Problem description:
Quote the whole listing word for word, please.

Given entries:
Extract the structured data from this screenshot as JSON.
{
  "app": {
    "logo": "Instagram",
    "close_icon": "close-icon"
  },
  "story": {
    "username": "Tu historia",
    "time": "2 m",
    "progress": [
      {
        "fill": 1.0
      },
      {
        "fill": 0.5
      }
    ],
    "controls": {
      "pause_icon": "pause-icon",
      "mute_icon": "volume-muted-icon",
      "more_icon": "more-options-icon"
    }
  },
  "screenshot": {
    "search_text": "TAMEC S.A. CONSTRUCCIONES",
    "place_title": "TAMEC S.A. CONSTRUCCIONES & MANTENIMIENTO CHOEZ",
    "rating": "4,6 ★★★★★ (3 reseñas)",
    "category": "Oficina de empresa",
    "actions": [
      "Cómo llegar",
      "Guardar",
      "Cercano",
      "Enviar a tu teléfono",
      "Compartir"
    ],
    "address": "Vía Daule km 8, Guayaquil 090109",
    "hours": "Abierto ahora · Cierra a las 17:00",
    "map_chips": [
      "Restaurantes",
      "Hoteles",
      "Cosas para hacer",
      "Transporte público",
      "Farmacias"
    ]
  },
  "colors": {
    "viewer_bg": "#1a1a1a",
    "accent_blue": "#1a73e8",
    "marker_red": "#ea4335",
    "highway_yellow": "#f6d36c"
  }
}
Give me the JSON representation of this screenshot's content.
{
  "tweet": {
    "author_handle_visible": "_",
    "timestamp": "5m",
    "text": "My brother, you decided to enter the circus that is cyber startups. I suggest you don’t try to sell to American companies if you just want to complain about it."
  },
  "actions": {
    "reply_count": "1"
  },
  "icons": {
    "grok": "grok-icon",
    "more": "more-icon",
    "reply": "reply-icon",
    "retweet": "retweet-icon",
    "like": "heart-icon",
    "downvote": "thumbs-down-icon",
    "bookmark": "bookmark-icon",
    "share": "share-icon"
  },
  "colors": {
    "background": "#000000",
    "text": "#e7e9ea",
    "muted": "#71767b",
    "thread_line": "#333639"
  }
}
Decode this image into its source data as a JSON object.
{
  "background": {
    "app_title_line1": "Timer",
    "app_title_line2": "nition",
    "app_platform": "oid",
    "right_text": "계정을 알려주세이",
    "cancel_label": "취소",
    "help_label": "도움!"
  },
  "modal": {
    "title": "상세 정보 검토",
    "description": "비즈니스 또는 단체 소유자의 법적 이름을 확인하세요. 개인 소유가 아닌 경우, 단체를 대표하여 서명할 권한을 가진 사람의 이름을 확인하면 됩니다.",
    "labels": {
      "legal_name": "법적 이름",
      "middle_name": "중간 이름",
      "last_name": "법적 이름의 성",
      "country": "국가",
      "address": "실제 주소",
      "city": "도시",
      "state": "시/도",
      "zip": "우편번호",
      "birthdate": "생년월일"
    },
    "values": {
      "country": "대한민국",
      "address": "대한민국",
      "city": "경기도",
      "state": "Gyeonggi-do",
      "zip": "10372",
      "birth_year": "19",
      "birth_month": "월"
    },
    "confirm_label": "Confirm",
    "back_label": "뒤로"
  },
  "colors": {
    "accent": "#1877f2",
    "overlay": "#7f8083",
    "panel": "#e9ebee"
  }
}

Response to this exercise:
Extract the structured data from this screenshot as JSON.
{
  "app": {
    "logo": "Instagram",
    "close_icon": "close-icon"
  },
  "story": {
    "username": "Tu historia",
    "time": "2 m",
    "progress": [
      {
        "fill": 1.0
      },
      {
        "fill": 0.5
      }
    ],
    "controls": {
      "pause_icon": "pause-icon",
      "mute_icon": "volume-muted-icon",
      "more_icon": "more-options-icon"
    }
  },
  "screenshot": {
    "search_text": "TAMEC S.A. CONSTRUCCIONES",
    "place_title": "TAMEC S.A. CONSTRUCCIONES & MANTENIMIENTO CHOEZ",
    "rating": "4,6 ★★★★★ (3 reseñas)",
    "category": "Oficina de empresa",
    "actions": [
      "Cómo llegar",
      "Guardar",
      "Cercano",
      "Enviar a tu teléfono",
      "Compartir"
    ],
    "address": "Vía Daule km 8, Guayaquil 090109",
    "hours": "Abierto ahora · Cierra a las 17:00",
    "map_chips": [
      "Restaurantes",
      "Hoteles",
      "Cosas para hacer",
      "Transporte público",
      "Farmacias"
    ]
  },
  "colors": {
    "viewer_bg": "#1a1a1a",
    "accent_blue": "#1a73e8",
    "marker_red": "#ea4335",
    "highway_yellow": "#f6d36c"
  }
}
Give me the JSON representation of this screenshot's content.
{
  "tweet": {
    "author_handle_visible": "_",
    "timestamp": "5m",
    "text": "My brother, you decided to enter the circus that is cyber startups. I suggest you don’t try to sell to American companies if you just want to complain about it."
  },
  "actions": {
    "reply_count": "1"
  },
  "icons": {
    "grok": "grok-icon",
    "more": "more-icon",
    "reply": "reply-icon",
    "retweet": "retweet-icon",
    "like": "heart-icon",
    "downvote": "thumbs-down-icon",
    "bookmark": "bookmark-icon",
    "share": "share-icon"
  },
  "colors": {
    "background": "#000000",
    "text": "#e7e9ea",
    "muted": "#71767b",
    "thread_line": "#333639"
  }
}
Decode this image into its source data as a JSON object.
{
  "background": {
    "app_title_line1": "Timer",
    "app_title_line2": "nition",
    "app_platform": "oid",
    "right_text": "계정을 알려주세이",
    "cancel_label": "취소",
    "help_label": "도움!"
  },
  "modal": {
    "title": "상세 정보 검토",
    "description": "비즈니스 또는 단체 소유자의 법적 이름을 확인하세요. 개인 소유가 아닌 경우, 단체를 대표하여 서명할 권한을 가진 사람의 이름을 확인하면 됩니다.",
    "labels": {
      "legal_name": "법적 이름",
      "middle_name": "중간 이름",
      "last_name": "법적 이름의 성",
      "country": "국가",
      "address": "실제 주소",
      "city": "도시",
      "state": "시/도",
      "zip": "우편번호",
      "birthdate": "생년월일"
    },
    "values": {
      "country": "대한민국",
      "address": "대한민국",
      "city": "경기도",
      "state": "Gyeonggi-do",
      "zip": "10372",
      "birth_year": "19",
      "birth_month": "월"
    },
    "confirm_label": "Confirm",
    "back_label": "뒤로"
  },
  "colors": {
    "accent": "#1877f2",
    "overlay": "#7f8083",
    "panel": "#e9ebee"
  }
}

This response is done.